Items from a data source
· · · · · · ·
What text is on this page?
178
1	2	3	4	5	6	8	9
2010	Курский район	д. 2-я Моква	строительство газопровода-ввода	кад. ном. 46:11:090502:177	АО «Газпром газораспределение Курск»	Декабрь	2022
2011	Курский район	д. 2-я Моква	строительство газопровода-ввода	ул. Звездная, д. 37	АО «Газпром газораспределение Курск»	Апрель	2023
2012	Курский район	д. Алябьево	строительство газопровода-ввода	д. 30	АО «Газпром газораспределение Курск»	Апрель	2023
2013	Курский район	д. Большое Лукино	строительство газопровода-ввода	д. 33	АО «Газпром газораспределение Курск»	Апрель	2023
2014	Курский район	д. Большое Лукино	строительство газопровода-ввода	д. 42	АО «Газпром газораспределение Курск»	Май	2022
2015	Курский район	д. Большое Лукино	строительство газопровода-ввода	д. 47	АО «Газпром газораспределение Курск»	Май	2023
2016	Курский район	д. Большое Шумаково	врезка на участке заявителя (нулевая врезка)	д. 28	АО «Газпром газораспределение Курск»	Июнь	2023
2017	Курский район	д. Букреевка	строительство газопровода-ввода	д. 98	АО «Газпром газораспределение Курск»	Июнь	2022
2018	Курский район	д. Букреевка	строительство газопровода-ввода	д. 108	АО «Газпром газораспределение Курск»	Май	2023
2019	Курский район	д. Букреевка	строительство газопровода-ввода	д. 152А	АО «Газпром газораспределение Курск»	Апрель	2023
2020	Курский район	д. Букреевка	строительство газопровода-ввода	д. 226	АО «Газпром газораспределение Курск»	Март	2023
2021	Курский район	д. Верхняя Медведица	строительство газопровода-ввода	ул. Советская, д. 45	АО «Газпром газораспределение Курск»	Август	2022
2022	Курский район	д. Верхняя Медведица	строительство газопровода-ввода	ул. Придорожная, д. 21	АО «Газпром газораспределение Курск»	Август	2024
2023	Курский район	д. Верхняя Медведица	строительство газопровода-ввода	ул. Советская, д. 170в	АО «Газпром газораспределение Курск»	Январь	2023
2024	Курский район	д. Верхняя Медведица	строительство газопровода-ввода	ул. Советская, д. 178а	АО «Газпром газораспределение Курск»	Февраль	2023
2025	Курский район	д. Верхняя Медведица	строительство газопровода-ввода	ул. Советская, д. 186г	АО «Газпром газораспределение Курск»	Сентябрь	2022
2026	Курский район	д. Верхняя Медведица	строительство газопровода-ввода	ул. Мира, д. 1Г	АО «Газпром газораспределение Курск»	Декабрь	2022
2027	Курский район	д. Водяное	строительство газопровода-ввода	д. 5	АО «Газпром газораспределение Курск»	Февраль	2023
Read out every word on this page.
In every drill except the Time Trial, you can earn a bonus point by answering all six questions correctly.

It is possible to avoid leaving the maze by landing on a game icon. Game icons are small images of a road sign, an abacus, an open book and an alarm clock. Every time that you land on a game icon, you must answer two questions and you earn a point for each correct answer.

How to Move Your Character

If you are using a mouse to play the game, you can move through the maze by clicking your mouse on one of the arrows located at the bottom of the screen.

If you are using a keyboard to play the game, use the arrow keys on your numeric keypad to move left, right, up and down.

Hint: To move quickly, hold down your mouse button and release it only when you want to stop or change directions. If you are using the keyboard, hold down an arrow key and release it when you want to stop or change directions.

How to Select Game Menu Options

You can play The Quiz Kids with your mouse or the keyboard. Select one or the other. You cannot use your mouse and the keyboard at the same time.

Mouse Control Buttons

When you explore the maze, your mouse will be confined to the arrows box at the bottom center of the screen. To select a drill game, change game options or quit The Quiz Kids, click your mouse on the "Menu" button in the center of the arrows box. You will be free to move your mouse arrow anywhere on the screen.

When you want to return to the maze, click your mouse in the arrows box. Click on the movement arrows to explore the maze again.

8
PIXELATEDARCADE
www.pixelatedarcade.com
· · · · · · ·
▶ **Stated task**: Reproduce each entry exactly, leaving out nothing.

▶ **Task answer**:
What text is on this page?
178
1	2	3	4	5	6	8	9
2010	Курский район	д. 2-я Моква	строительство газопровода-ввода	кад. ном. 46:11:090502:177	АО «Газпром газораспределение Курск»	Декабрь	2022
2011	Курский район	д. 2-я Моква	строительство газопровода-ввода	ул. Звездная, д. 37	АО «Газпром газораспределение Курск»	Апрель	2023
2012	Курский район	д. Алябьево	строительство газопровода-ввода	д. 30	АО «Газпром газораспределение Курск»	Апрель	2023
2013	Курский район	д. Большое Лукино	строительство газопровода-ввода	д. 33	АО «Газпром газораспределение Курск»	Апрель	2023
2014	Курский район	д. Большое Лукино	строительство газопровода-ввода	д. 42	АО «Газпром газораспределение Курск»	Май	2022
2015	Курский район	д. Большое Лукино	строительство газопровода-ввода	д. 47	АО «Газпром газораспределение Курск»	Май	2023
2016	Курский район	д. Большое Шумаково	врезка на участке заявителя (нулевая врезка)	д. 28	АО «Газпром газораспределение Курск»	Июнь	2023
2017	Курский район	д. Букреевка	строительство газопровода-ввода	д. 98	АО «Газпром газораспределение Курск»	Июнь	2022
2018	Курский район	д. Букреевка	строительство газопровода-ввода	д. 108	АО «Газпром газораспределение Курск»	Май	2023
2019	Курский район	д. Букреевка	строительство газопровода-ввода	д. 152А	АО «Газпром газораспределение Курск»	Апрель	2023
2020	Курский район	д. Букреевка	строительство газопровода-ввода	д. 226	АО «Газпром газораспределение Курск»	Март	2023
2021	Курский район	д. Верхняя Медведица	строительство газопровода-ввода	ул. Советская, д. 45	АО «Газпром газораспределение Курск»	Август	2022
2022	Курский район	д. Верхняя Медведица	строительство газопровода-ввода	ул. Придорожная, д. 21	АО «Газпром газораспределение Курск»	Август	2024
2023	Курский район	д. Верхняя Медведица	строительство газопровода-ввода	ул. Советская, д. 170в	АО «Газпром газораспределение Курск»	Январь	2023
2024	Курский район	д. Верхняя Медведица	строительство газопровода-ввода	ул. Советская, д. 178а	АО «Газпром газораспределение Курск»	Февраль	2023
2025	Курский район	д. Верхняя Медведица	строительство газопровода-ввода	ул. Советская, д. 186г	АО «Газпром газораспределение Курск»	Сентябрь	2022
2026	Курский район	д. Верхняя Медведица	строительство газопровода-ввода	ул. Мира, д. 1Г	АО «Газпром газораспределение Курск»	Декабрь	2022
2027	Курский район	д. Водяное	строительство газопровода-ввода	д. 5	АО «Газпром газораспределение Курск»	Февраль	2023
Read out every word on this page.
In every drill except the Time Trial, you can earn a bonus point by answering all six questions correctly.

It is possible to avoid leaving the maze by landing on a game icon. Game icons are small images of a road sign, an abacus, an open book and an alarm clock. Every time that you land on a game icon, you must answer two questions and you earn a point for each correct answer.

How to Move Your Character

If you are using a mouse to play the game, you can move through the maze by clicking your mouse on one of the arrows located at the bottom of the screen.

If you are using a keyboard to play the game, use the arrow keys on your numeric keypad to move left, right, up and down.

Hint: To move quickly, hold down your mouse button and release it only when you want to stop or change directions. If you are using the keyboard, hold down an arrow key and release it when you want to stop or change directions.

How to Select Game Menu Options

You can play The Quiz Kids with your mouse or the keyboard. Select one or the other. You cannot use your mouse and the keyboard at the same time.

Mouse Control Buttons

When you explore the maze, your mouse will be confined to the arrows box at the bottom center of the screen. To select a drill game, change game options or quit The Quiz Kids, click your mouse on the "Menu" button in the center of the arrows box. You will be free to move your mouse arrow anywhere on the screen.

When you want to return to the maze, click your mouse in the arrows box. Click on the movement arrows to explore the maze again.

8
PIXELATEDARCADE
www.pixelatedarcade.com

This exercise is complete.